REQUIREMENT -> From the listing below, return each line that includes "Small".

Recorded data:

★ ★ ★ ★

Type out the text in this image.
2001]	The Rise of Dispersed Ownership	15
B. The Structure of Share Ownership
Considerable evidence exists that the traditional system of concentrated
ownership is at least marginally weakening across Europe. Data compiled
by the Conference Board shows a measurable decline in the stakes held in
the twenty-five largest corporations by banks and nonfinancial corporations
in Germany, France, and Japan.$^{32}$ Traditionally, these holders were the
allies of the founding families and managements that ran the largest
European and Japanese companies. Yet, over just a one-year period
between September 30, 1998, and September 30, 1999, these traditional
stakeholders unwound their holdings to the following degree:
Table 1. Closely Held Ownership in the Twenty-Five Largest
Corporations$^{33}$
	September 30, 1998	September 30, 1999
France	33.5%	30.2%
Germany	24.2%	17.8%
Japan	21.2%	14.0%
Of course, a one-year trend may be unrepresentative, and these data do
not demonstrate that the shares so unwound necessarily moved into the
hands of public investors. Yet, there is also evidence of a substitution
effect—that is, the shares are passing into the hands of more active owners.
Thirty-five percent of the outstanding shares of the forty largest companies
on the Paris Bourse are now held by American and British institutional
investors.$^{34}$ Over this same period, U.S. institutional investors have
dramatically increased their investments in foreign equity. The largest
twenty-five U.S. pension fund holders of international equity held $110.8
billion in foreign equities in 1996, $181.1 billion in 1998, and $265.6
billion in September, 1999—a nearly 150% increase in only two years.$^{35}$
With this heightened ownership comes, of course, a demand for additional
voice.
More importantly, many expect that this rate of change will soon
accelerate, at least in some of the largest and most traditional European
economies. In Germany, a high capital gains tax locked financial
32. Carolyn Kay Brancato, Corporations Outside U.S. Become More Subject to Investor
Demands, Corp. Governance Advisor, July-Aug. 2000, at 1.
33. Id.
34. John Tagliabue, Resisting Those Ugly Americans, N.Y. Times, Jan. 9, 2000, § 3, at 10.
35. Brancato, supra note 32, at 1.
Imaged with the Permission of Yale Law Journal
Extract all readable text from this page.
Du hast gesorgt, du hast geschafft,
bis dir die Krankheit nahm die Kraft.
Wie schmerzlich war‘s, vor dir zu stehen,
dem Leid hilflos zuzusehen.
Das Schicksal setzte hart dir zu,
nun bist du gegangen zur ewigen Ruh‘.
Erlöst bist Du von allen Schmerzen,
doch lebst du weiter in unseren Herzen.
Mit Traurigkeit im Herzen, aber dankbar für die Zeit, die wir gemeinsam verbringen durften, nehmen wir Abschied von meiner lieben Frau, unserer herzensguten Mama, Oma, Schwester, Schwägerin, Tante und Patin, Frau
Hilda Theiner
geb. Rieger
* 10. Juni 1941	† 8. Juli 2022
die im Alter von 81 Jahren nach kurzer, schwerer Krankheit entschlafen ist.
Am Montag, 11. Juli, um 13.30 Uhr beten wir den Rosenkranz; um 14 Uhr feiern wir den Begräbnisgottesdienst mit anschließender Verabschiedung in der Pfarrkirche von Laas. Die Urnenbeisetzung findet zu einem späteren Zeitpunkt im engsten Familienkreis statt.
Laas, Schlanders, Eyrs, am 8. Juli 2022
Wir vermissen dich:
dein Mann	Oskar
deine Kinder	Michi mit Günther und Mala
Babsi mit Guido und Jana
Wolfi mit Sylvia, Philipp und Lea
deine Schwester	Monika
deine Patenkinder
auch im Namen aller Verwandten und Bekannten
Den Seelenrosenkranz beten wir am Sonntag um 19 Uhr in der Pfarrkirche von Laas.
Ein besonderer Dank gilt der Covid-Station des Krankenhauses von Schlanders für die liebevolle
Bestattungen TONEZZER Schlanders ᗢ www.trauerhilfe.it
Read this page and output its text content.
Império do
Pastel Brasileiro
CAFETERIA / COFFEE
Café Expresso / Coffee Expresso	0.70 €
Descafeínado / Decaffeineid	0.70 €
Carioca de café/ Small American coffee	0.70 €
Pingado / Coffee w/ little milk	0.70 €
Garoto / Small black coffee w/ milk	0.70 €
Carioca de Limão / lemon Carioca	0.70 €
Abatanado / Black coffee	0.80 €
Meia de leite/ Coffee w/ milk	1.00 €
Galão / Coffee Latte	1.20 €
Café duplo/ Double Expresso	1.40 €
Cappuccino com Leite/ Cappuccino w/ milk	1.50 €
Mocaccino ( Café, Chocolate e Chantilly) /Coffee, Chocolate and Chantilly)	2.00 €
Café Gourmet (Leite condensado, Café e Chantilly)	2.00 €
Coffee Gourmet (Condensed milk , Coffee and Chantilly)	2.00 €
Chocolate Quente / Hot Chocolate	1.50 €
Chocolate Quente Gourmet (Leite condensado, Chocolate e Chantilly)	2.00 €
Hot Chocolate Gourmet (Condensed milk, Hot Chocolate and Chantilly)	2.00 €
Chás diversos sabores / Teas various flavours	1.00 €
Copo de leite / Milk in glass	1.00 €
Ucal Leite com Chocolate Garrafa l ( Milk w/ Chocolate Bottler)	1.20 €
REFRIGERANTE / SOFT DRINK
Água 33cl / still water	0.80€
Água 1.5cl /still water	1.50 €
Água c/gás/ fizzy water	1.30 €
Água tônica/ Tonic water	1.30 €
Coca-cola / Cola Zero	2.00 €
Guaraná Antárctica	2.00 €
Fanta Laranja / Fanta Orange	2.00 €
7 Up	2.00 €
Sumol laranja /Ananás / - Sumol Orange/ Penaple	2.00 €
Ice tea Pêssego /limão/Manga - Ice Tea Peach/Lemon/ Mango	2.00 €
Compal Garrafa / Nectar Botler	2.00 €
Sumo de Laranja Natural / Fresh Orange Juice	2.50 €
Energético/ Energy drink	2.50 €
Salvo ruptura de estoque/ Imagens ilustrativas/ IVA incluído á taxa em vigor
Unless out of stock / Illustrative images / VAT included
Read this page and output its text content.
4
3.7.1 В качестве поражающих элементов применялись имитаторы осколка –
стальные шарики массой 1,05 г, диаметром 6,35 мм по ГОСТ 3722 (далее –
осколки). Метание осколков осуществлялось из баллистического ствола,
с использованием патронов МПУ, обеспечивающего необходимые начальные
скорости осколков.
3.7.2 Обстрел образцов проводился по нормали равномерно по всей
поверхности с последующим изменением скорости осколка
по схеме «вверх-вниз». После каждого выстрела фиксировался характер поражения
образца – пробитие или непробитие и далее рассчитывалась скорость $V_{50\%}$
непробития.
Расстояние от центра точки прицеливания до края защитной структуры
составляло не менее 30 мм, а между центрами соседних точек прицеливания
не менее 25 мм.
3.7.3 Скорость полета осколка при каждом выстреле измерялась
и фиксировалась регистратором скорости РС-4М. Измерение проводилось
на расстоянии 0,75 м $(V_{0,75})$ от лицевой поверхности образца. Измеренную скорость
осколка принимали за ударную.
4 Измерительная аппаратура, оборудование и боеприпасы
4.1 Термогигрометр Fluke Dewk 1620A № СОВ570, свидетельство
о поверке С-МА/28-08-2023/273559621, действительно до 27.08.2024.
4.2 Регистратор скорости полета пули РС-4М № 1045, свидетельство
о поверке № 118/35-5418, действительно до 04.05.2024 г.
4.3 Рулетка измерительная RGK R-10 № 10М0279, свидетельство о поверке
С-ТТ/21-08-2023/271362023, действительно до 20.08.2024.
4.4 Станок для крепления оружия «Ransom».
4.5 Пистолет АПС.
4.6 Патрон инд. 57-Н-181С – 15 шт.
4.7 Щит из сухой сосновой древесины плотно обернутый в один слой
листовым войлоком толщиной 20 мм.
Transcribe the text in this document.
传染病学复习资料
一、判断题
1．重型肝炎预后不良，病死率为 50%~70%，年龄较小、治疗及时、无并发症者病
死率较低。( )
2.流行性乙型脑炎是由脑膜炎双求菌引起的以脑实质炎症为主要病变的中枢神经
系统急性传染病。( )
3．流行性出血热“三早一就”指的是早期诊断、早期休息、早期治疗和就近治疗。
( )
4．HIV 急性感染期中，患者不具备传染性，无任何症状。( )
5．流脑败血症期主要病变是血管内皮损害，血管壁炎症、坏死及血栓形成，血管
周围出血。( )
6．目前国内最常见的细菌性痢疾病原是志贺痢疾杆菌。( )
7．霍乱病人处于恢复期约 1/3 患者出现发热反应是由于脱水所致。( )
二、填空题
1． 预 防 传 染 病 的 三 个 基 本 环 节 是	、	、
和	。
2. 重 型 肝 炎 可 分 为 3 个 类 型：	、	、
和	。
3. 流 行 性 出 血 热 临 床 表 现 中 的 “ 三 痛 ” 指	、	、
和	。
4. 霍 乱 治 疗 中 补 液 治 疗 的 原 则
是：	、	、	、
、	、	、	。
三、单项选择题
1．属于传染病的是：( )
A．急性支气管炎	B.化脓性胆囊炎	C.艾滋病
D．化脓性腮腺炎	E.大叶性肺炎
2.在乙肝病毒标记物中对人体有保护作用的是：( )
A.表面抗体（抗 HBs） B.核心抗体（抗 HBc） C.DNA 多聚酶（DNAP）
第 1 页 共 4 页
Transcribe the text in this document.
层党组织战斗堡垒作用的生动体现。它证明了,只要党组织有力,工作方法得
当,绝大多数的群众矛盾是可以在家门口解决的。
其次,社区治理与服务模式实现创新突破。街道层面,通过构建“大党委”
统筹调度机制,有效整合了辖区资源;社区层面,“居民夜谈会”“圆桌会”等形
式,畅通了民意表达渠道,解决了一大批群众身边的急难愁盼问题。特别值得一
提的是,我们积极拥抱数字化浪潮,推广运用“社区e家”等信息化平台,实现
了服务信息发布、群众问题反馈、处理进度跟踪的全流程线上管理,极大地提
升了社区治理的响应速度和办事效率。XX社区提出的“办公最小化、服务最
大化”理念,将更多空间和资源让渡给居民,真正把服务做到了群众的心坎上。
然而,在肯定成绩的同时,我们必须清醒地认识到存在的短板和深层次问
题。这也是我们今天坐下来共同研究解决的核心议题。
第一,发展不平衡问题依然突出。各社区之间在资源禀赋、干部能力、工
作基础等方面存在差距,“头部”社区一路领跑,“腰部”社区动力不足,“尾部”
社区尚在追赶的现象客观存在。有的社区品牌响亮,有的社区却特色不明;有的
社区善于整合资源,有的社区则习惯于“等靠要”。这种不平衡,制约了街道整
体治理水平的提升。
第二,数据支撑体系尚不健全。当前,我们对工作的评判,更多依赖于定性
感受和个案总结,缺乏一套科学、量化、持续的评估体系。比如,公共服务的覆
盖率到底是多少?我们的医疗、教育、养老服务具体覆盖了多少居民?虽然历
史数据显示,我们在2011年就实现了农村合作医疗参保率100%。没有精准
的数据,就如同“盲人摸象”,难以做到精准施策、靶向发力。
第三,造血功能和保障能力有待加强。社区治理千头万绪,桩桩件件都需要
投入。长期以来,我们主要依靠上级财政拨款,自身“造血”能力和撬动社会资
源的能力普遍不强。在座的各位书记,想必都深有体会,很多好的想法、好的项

★ ★ ★ ★

RESULT OF THIS EXERCISE ->
Carioca de café/ Small American coffee	0.70 €
Garoto / Small black coffee w/ milk	0.70 €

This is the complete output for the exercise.